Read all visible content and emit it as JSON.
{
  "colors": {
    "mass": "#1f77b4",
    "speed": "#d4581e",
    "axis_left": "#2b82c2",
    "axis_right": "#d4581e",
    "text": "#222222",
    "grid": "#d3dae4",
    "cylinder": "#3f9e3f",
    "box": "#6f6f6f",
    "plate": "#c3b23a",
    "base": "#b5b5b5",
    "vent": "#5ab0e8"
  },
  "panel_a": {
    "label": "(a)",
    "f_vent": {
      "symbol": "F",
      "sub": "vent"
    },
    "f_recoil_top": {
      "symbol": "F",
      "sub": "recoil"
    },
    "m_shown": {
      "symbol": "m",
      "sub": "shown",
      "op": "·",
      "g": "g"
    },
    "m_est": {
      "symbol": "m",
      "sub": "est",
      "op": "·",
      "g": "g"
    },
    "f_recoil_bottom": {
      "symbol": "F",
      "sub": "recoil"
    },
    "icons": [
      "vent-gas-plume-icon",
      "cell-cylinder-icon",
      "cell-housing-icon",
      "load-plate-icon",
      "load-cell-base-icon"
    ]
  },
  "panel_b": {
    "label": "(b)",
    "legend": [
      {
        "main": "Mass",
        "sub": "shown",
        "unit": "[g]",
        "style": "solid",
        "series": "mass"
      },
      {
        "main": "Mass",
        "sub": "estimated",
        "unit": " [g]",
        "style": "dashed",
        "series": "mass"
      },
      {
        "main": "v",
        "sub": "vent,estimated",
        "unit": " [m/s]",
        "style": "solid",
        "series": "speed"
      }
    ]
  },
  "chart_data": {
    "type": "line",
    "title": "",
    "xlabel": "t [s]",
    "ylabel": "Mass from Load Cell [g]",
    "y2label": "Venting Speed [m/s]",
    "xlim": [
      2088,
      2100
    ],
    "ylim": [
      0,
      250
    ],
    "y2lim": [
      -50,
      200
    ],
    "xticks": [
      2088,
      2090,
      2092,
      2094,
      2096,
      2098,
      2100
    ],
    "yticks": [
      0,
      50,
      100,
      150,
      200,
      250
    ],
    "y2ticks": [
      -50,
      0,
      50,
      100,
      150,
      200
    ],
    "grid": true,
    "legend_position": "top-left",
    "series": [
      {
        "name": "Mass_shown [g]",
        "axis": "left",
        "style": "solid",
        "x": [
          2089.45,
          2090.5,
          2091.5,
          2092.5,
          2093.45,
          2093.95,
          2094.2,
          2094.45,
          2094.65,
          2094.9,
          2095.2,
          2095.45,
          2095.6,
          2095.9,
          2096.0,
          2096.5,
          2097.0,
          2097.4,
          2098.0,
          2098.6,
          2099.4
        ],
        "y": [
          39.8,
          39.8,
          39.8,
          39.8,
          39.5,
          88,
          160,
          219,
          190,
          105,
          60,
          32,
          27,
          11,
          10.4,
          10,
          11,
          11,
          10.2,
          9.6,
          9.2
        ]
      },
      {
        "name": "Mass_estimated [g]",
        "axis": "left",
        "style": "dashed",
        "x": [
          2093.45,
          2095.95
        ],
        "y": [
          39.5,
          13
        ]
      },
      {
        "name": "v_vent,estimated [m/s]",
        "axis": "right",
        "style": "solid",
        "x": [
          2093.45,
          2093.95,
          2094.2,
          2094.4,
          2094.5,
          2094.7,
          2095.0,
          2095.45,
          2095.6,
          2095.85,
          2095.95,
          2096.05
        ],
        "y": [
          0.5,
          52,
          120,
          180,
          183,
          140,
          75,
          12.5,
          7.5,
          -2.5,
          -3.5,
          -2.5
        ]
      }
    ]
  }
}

+ + +

Instructions for the task:
Identify all lines where the word "name" shows up. Copy them.

Right answer:
        "name": "Mass_shown [g]",
        "name": "Mass_estimated [g]",
        "name": "v_vent,estimated [m/s]",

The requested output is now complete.